DIRECTIONS - Return all of the entries word for word, but omit the pictures they contain.

Figure content listings

>>>

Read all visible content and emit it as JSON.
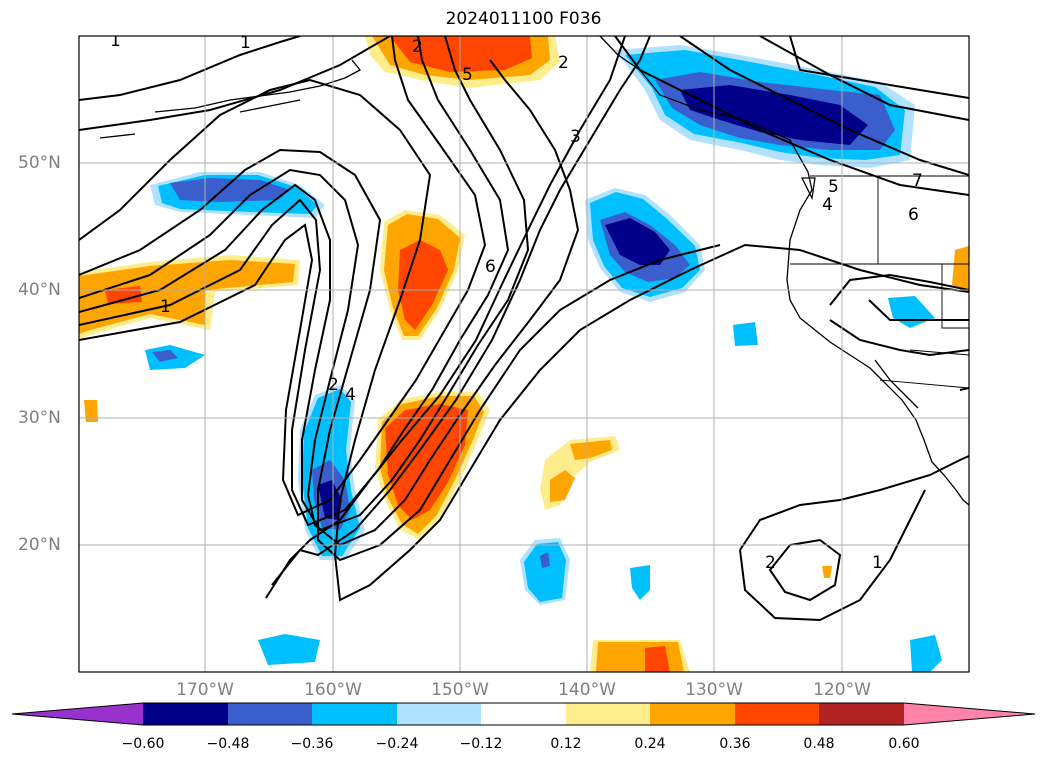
{
  "title": "2024011100 F036",
  "map": {
    "lat_labels": [
      "50°N",
      "40°N",
      "30°N",
      "20°N"
    ],
    "lon_labels": [
      "170°W",
      "160°W",
      "150°W",
      "140°W",
      "130°W",
      "120°W"
    ],
    "contour_labels": [
      "1",
      "1",
      "2",
      "5",
      "2",
      "3",
      "6",
      "2",
      "4",
      "5",
      "4",
      "7",
      "6",
      "2",
      "1",
      "1"
    ]
  },
  "colorbar": {
    "ticks": [
      "−0.60",
      "−0.48",
      "−0.36",
      "−0.24",
      "−0.12",
      "0.12",
      "0.24",
      "0.36",
      "0.48",
      "0.60"
    ],
    "colors": [
      "#9932cc",
      "#00008b",
      "#3a5fcd",
      "#00bfff",
      "#b0e2ff",
      "#ffffff",
      "#ffec8b",
      "#ffa500",
      "#ff4500",
      "#b22222",
      "#ff82ab"
    ]
  }
}
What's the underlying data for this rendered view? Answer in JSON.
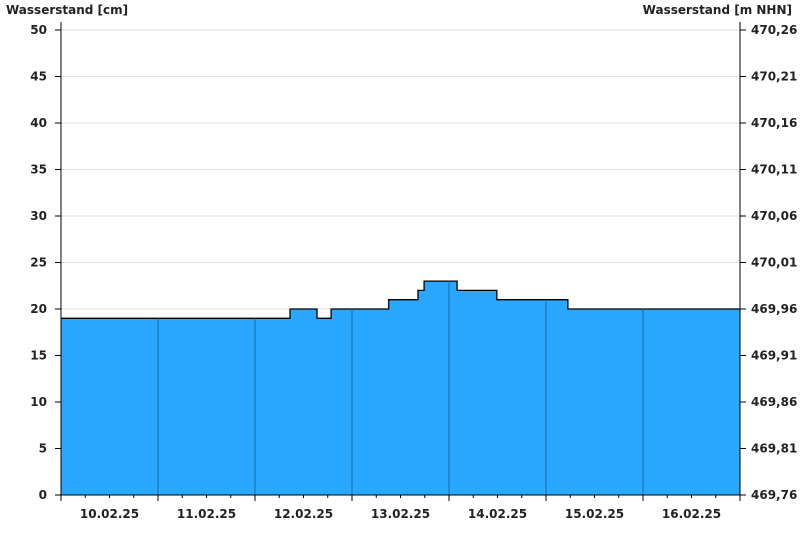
{
  "chart_data": {
    "type": "area",
    "step": true,
    "ylabel_left": "Wasserstand [cm]",
    "ylabel_right": "Wasserstand [m NHN]",
    "ylim": [
      0,
      50
    ],
    "yticks_left": [
      "0",
      "5",
      "10",
      "15",
      "20",
      "25",
      "30",
      "35",
      "40",
      "45",
      "50"
    ],
    "yticks_right": [
      "469,76",
      "469,81",
      "469,86",
      "469,91",
      "469,96",
      "470,01",
      "470,06",
      "470,11",
      "470,16",
      "470,21",
      "470,26"
    ],
    "xlim": [
      "10.02.25 00:00",
      "17.02.25 00:00"
    ],
    "xticks": [
      "10.02.25",
      "11.02.25",
      "12.02.25",
      "13.02.25",
      "14.02.25",
      "15.02.25",
      "16.02.25"
    ],
    "grid": "horizontal",
    "fill_color": "#2aa8ff",
    "line_color": "#000000",
    "points": [
      {
        "x": "10.02.25 00:00",
        "y": 19
      },
      {
        "x": "12.02.25 08:40",
        "y": 20
      },
      {
        "x": "12.02.25 15:20",
        "y": 19
      },
      {
        "x": "12.02.25 18:50",
        "y": 20
      },
      {
        "x": "13.02.25 09:05",
        "y": 21
      },
      {
        "x": "13.02.25 16:20",
        "y": 22
      },
      {
        "x": "13.02.25 17:50",
        "y": 23
      },
      {
        "x": "14.02.25 02:00",
        "y": 22
      },
      {
        "x": "14.02.25 11:50",
        "y": 21
      },
      {
        "x": "15.02.25 05:25",
        "y": 20
      },
      {
        "x": "17.02.25 00:00",
        "y": 20
      }
    ]
  }
}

<<<

EXERCISE RESULT -
Read all visible content and emit it as JSON.
{
  "title": "2024011100 F036",
  "map": {
    "lat_labels": [
      "50°N",
      "40°N",
      "30°N",
      "20°N"
    ],
    "lon_labels": [
      "170°W",
      "160°W",
      "150°W",
      "140°W",
      "130°W",
      "120°W"
    ],
    "contour_labels": [
      "1",
      "1",
      "2",
      "5",
      "2",
      "3",
      "6",
      "2",
      "4",
      "5",
      "4",
      "7",
      "6",
      "2",
      "1",
      "1"
    ]
  },
  "colorbar": {
    "ticks": [
      "−0.60",
      "−0.48",
      "−0.36",
      "−0.24",
      "−0.12",
      "0.12",
      "0.24",
      "0.36",
      "0.48",
      "0.60"
    ],
    "colors": [
      "#9932cc",
      "#00008b",
      "#3a5fcd",
      "#00bfff",
      "#b0e2ff",
      "#ffffff",
      "#ffec8b",
      "#ffa500",
      "#ff4500",
      "#b22222",
      "#ff82ab"
    ]
  }
}
What's the underlying data for this rendered view? Answer in JSON.
{
  "chart_data": {
    "type": "area",
    "step": true,
    "ylabel_left": "Wasserstand [cm]",
    "ylabel_right": "Wasserstand [m NHN]",
    "ylim": [
      0,
      50
    ],
    "yticks_left": [
      "0",
      "5",
      "10",
      "15",
      "20",
      "25",
      "30",
      "35",
      "40",
      "45",
      "50"
    ],
    "yticks_right": [
      "469,76",
      "469,81",
      "469,86",
      "469,91",
      "469,96",
      "470,01",
      "470,06",
      "470,11",
      "470,16",
      "470,21",
      "470,26"
    ],
    "xlim": [
      "10.02.25 00:00",
      "17.02.25 00:00"
    ],
    "xticks": [
      "10.02.25",
      "11.02.25",
      "12.02.25",
      "13.02.25",
      "14.02.25",
      "15.02.25",
      "16.02.25"
    ],
    "grid": "horizontal",
    "fill_color": "#2aa8ff",
    "line_color": "#000000",
    "points": [
      {
        "x": "10.02.25 00:00",
        "y": 19
      },
      {
        "x": "12.02.25 08:40",
        "y": 20
      },
      {
        "x": "12.02.25 15:20",
        "y": 19
      },
      {
        "x": "12.02.25 18:50",
        "y": 20
      },
      {
        "x": "13.02.25 09:05",
        "y": 21
      },
      {
        "x": "13.02.25 16:20",
        "y": 22
      },
      {
        "x": "13.02.25 17:50",
        "y": 23
      },
      {
        "x": "14.02.25 02:00",
        "y": 22
      },
      {
        "x": "14.02.25 11:50",
        "y": 21
      },
      {
        "x": "15.02.25 05:25",
        "y": 20
      },
      {
        "x": "17.02.25 00:00",
        "y": 20
      }
    ]
  }
}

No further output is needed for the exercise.